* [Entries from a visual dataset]

────────────────────────────────────────

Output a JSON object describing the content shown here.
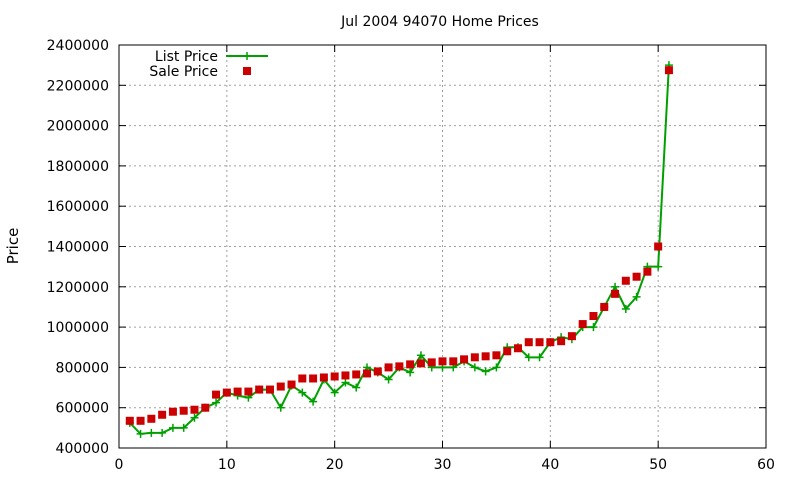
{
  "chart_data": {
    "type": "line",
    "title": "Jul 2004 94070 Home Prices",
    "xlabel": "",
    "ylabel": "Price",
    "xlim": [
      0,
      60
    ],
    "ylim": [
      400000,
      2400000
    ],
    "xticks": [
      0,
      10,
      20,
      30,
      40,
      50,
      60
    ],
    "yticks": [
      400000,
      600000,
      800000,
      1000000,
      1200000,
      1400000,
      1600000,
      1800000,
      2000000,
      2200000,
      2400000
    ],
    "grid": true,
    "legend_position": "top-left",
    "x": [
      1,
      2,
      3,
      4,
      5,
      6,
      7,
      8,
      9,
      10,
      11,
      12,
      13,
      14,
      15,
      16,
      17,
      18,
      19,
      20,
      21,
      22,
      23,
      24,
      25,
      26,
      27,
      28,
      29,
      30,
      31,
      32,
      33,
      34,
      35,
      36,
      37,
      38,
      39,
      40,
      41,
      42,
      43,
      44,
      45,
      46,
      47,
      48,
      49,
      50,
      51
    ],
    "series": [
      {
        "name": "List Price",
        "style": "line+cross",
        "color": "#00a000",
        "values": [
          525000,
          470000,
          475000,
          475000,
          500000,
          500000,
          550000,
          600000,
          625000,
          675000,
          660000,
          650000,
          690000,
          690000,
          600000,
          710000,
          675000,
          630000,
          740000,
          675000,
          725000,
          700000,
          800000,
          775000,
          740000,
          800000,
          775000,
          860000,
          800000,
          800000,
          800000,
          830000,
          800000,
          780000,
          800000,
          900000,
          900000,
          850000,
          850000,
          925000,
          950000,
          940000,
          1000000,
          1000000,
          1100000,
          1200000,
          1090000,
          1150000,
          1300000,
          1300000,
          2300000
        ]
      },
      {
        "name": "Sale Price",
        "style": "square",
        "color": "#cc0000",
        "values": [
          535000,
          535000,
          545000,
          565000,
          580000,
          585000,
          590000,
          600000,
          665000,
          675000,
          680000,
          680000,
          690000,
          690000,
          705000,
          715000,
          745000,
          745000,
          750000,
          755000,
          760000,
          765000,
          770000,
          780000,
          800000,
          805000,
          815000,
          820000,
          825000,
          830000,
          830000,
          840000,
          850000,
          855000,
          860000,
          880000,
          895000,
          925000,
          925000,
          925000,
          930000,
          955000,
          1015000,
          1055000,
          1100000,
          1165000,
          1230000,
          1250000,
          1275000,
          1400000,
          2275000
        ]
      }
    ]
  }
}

────────────────────────────────────────

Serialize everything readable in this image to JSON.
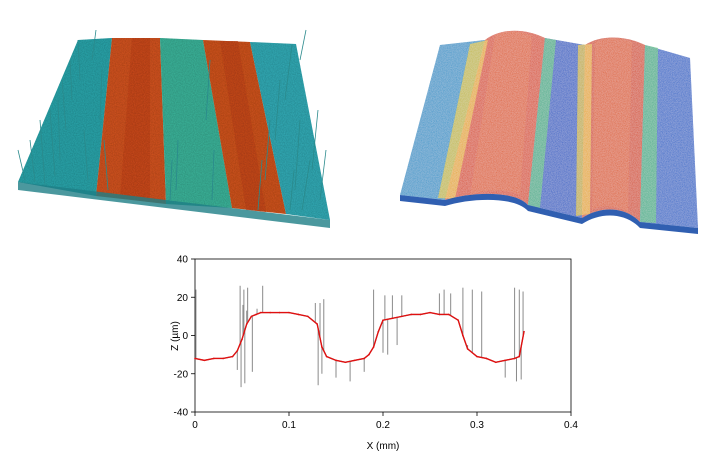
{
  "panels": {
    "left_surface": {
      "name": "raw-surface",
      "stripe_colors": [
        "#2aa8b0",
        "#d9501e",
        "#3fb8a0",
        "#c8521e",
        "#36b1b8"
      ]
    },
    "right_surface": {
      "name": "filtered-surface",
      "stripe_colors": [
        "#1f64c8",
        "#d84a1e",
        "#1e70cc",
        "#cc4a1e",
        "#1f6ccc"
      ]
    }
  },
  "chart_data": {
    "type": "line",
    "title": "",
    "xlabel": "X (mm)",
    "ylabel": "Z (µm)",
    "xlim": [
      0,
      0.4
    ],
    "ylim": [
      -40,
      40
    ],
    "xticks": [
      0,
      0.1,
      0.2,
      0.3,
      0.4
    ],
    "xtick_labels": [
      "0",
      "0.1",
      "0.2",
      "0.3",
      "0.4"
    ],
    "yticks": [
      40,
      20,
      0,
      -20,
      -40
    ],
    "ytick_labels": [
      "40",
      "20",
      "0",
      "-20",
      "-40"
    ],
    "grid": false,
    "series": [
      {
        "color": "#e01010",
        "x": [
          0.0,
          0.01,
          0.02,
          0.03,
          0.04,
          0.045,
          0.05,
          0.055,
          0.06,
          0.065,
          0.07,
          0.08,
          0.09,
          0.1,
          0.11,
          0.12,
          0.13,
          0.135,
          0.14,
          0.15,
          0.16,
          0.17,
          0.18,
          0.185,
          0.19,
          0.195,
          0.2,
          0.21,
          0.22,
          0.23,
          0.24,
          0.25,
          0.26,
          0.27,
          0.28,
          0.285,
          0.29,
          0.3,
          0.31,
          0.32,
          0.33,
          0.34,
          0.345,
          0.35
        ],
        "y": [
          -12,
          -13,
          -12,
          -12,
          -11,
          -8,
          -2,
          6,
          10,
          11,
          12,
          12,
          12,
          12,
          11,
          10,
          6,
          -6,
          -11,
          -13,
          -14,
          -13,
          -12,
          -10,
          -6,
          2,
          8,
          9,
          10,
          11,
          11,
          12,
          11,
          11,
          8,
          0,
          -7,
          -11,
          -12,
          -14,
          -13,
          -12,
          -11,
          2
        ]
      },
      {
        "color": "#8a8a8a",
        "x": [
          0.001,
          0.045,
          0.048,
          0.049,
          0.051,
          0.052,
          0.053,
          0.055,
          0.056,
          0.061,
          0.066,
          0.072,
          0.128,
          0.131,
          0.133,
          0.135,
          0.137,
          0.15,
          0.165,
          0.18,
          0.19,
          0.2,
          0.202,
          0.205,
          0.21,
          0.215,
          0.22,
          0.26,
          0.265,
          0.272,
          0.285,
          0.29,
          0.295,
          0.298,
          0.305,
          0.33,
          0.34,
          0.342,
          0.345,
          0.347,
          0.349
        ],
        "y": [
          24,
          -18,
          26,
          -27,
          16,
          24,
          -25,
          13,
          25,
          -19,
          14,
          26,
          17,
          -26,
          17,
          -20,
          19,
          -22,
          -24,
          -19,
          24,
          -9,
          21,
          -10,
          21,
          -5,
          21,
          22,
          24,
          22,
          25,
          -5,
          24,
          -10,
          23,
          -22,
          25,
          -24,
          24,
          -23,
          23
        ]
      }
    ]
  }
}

────────────────────────────────────────

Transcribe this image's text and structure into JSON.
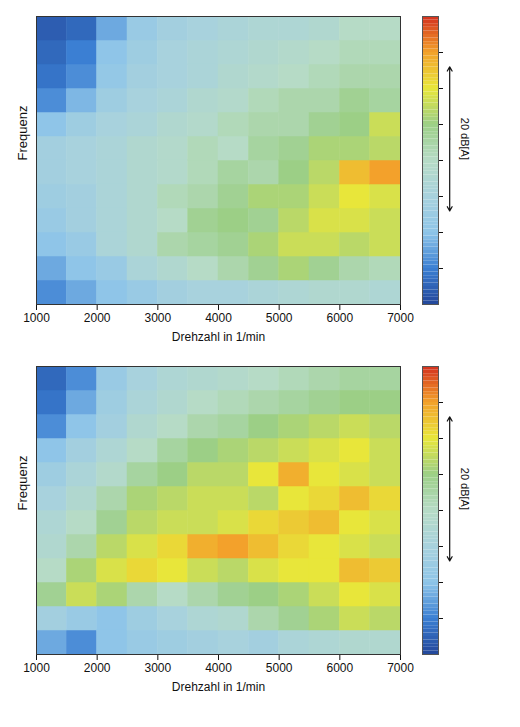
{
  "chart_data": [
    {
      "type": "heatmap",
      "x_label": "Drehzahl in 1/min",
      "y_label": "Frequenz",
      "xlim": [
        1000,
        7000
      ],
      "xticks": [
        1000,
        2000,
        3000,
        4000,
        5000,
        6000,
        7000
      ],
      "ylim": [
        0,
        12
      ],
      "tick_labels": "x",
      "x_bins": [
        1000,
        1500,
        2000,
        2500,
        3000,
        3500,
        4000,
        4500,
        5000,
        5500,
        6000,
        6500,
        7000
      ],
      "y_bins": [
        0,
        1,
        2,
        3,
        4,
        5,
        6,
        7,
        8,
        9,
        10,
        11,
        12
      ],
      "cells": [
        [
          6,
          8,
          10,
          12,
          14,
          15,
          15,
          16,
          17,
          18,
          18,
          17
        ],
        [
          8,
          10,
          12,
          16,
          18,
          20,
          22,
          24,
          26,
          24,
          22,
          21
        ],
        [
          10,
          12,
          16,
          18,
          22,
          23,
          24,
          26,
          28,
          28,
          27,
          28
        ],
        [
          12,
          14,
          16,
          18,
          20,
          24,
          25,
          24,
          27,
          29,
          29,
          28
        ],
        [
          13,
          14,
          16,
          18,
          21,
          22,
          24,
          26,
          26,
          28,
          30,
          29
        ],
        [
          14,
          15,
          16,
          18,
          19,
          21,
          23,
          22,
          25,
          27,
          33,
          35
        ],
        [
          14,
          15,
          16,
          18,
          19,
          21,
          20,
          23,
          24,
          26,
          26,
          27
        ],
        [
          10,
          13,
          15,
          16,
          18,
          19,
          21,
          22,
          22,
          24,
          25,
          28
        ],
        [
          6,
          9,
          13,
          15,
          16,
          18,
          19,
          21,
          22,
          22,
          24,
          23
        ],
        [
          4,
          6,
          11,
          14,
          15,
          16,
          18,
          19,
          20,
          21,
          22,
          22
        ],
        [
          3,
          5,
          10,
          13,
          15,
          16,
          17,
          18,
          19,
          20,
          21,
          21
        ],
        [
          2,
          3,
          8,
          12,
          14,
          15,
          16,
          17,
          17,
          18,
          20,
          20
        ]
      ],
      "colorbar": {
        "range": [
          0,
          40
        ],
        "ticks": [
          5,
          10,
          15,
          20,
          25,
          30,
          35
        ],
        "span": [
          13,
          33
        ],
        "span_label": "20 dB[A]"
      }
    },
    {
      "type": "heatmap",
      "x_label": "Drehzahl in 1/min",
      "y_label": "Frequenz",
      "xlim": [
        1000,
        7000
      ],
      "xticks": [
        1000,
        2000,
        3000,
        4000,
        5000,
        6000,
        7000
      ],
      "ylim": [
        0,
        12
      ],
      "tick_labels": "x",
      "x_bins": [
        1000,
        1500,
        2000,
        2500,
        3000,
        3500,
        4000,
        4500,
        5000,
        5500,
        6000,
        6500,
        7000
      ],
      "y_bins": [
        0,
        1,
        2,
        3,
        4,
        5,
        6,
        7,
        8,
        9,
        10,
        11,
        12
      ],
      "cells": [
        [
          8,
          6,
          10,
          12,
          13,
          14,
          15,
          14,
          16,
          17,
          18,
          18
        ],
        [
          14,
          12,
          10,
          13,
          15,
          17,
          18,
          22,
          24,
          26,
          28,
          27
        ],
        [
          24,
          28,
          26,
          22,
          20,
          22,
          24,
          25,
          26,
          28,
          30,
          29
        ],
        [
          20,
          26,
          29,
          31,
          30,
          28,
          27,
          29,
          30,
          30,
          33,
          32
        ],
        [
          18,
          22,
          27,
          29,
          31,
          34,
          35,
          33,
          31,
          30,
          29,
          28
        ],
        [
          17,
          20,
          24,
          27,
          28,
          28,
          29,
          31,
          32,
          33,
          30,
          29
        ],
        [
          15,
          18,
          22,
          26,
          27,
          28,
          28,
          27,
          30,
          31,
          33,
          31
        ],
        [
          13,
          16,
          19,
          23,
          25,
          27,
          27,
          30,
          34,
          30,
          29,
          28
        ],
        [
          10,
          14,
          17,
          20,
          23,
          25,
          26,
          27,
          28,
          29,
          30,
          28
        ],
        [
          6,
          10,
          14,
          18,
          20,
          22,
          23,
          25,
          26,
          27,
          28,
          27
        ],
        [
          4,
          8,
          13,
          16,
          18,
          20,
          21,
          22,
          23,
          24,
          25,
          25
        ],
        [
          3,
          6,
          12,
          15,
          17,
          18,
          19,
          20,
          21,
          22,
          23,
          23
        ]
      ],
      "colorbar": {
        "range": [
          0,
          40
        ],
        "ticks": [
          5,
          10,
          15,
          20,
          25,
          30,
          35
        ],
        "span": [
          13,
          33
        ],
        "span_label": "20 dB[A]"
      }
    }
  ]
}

────────────────────────────────────────

What is the number of lines in the data that hold the string "name"? Answer with the number only.

* [Solution to the exercise]
4